# Given problem
Extract every record, exactly as written, and ignore the pictures.

# Provided data
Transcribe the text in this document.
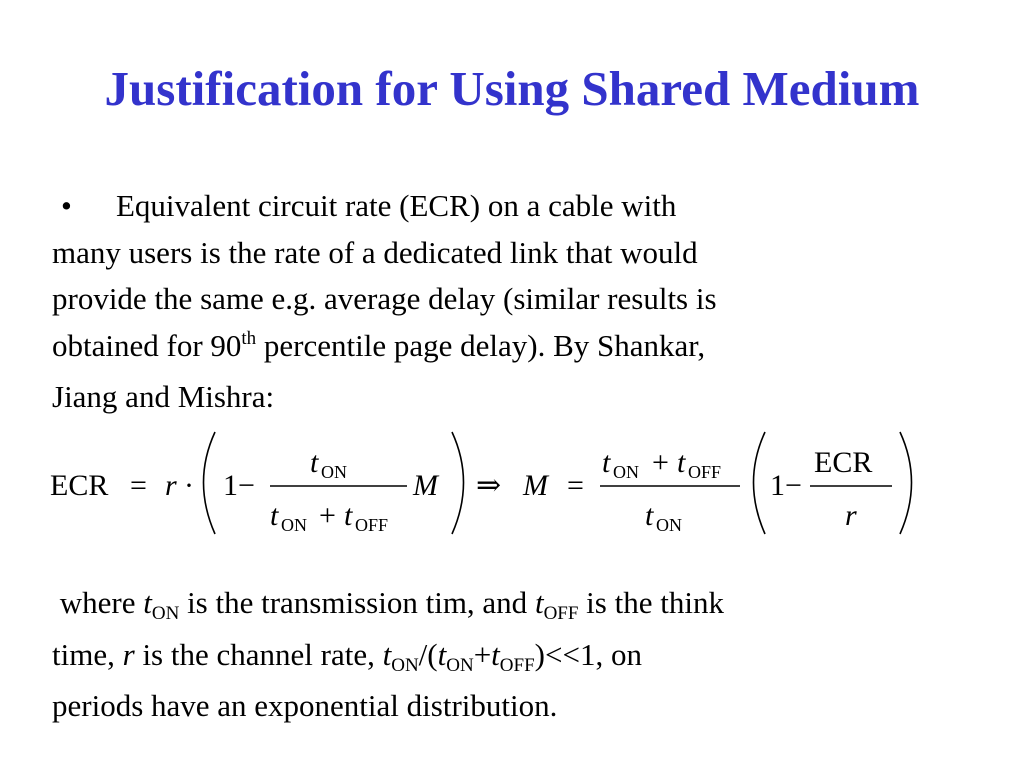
Justification for Using Shared Medium
• Equivalent circuit rate (ECR) on a cable with
many users is the rate of a dedicated link that would
provide the same e.g. average delay (similar results is
obtained for 90th percentile page delay). By Shankar,
Jiang and Mishra:
ECR = r · 1 −
t ON
t ON + t OFF
M ⇒ M =
t ON + t OFF
t ON
1 −
ECR
r
where $t_{ON}$ is the transmission tim, and $t_{OFF}$ is the think
time, r is the channel rate, $t_{ON}/(t_{ON}+t_{OFF})<<1$, on
periods have an exponential distribution.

# Output
Transcribe the text in this document.
Justification for Using Shared Medium
• Equivalent circuit rate (ECR) on a cable with
many users is the rate of a dedicated link that would
provide the same e.g. average delay (similar results is
obtained for 90th percentile page delay). By Shankar,
Jiang and Mishra:
ECR = r · 1 −
t ON
t ON + t OFF
M ⇒ M =
t ON + t OFF
t ON
1 −
ECR
r
where $t_{ON}$ is the transmission tim, and $t_{OFF}$ is the think
time, r is the channel rate, $t_{ON}/(t_{ON}+t_{OFF})<<1$, on
periods have an exponential distribution.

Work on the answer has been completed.